--- START Source data ---

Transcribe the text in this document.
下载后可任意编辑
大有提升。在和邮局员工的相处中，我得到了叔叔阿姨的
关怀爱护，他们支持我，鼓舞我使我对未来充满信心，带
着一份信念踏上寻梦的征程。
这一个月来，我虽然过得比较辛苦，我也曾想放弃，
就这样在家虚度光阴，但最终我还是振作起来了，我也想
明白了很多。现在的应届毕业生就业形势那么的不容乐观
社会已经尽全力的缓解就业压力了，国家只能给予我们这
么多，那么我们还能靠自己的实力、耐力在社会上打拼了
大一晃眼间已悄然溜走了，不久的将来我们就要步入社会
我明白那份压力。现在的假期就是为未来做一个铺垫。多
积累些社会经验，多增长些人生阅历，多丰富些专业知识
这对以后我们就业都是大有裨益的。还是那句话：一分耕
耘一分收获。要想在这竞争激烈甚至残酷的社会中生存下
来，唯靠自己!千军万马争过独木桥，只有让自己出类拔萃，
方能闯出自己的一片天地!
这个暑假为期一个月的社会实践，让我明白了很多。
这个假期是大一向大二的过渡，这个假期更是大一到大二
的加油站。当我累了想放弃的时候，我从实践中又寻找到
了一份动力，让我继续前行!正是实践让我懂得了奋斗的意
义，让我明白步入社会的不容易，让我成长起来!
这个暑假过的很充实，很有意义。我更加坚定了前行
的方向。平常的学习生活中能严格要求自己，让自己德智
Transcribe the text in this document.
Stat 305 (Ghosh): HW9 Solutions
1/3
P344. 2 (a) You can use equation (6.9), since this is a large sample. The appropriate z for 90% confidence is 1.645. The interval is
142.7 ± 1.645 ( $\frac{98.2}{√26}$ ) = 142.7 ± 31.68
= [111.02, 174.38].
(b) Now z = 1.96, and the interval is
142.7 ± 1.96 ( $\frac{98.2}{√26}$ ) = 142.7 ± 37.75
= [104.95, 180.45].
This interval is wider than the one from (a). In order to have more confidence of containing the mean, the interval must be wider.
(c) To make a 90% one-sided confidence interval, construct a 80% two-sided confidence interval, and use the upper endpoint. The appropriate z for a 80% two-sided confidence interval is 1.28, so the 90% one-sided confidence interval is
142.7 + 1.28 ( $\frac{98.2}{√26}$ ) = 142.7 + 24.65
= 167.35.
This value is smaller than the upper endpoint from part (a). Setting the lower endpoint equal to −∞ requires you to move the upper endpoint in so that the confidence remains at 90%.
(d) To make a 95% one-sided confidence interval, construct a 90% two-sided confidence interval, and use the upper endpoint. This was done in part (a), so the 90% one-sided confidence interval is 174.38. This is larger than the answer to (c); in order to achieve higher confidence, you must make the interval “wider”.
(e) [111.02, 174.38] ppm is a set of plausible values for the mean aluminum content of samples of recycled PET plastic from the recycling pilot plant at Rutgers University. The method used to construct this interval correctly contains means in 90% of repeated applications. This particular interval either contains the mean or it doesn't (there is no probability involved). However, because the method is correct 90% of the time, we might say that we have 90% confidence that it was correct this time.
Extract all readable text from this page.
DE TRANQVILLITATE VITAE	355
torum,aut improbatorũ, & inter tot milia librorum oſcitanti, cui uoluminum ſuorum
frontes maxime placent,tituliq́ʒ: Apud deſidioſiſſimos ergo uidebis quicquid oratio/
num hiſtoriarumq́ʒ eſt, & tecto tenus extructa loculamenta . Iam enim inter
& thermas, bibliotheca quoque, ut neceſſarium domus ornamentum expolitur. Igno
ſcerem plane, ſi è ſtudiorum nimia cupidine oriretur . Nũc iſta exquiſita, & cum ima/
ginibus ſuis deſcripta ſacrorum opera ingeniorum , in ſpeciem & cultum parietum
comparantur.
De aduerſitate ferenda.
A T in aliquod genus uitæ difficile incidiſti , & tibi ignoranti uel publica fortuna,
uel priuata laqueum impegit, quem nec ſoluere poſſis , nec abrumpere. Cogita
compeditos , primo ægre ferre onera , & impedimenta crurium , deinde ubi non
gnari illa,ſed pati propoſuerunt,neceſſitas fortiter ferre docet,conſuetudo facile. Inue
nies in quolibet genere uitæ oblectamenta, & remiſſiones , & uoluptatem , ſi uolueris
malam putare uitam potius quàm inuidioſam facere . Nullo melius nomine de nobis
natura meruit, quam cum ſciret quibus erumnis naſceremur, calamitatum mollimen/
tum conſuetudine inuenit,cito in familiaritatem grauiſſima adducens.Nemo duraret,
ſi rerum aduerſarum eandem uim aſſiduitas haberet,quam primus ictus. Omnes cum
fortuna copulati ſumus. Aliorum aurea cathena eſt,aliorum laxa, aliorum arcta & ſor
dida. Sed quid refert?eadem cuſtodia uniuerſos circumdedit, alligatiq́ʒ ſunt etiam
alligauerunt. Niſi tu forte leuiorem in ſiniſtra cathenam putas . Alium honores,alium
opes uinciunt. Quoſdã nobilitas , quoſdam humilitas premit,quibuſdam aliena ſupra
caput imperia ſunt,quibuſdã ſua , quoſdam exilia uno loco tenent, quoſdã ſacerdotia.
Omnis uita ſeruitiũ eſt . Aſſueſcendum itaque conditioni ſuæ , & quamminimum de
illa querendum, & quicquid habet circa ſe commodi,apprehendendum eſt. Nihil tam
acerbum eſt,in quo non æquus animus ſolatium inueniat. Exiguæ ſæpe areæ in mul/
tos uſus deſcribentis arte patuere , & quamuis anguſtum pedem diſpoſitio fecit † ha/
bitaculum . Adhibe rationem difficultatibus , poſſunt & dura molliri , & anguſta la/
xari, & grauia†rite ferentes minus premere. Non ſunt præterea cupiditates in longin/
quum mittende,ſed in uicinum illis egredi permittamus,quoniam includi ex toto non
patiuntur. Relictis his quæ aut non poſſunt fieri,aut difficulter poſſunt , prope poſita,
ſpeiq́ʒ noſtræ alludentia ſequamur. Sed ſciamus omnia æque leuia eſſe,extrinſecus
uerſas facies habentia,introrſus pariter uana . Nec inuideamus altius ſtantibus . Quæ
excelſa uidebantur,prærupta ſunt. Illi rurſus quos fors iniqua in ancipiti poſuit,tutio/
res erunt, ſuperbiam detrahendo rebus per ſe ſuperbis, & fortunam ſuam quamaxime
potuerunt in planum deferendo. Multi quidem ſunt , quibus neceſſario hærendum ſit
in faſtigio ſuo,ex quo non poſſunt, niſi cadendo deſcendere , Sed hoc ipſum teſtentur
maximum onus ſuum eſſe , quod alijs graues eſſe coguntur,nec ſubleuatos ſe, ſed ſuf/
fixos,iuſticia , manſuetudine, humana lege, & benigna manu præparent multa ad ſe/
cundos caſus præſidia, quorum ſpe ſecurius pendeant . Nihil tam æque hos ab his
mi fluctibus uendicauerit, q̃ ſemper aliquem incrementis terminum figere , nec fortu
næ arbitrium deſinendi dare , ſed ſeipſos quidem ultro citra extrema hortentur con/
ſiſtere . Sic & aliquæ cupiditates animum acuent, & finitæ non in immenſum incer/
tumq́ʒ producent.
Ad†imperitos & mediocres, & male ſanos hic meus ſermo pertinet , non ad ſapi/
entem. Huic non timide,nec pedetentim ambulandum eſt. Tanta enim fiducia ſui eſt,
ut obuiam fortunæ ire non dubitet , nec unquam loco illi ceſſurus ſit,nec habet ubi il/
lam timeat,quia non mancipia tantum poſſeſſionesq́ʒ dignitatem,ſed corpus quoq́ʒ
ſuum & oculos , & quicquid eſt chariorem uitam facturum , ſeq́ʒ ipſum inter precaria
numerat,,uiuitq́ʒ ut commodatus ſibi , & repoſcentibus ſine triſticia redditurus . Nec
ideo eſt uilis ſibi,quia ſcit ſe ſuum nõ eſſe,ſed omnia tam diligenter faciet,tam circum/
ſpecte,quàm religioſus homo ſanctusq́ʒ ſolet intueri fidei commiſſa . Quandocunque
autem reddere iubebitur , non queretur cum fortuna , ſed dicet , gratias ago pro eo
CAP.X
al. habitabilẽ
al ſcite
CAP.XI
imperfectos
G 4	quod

--- END Source data ---

▸ Problem to solve: Answer with a single number: the count of lines holding the word "uitam".

▸ Expected answer: 2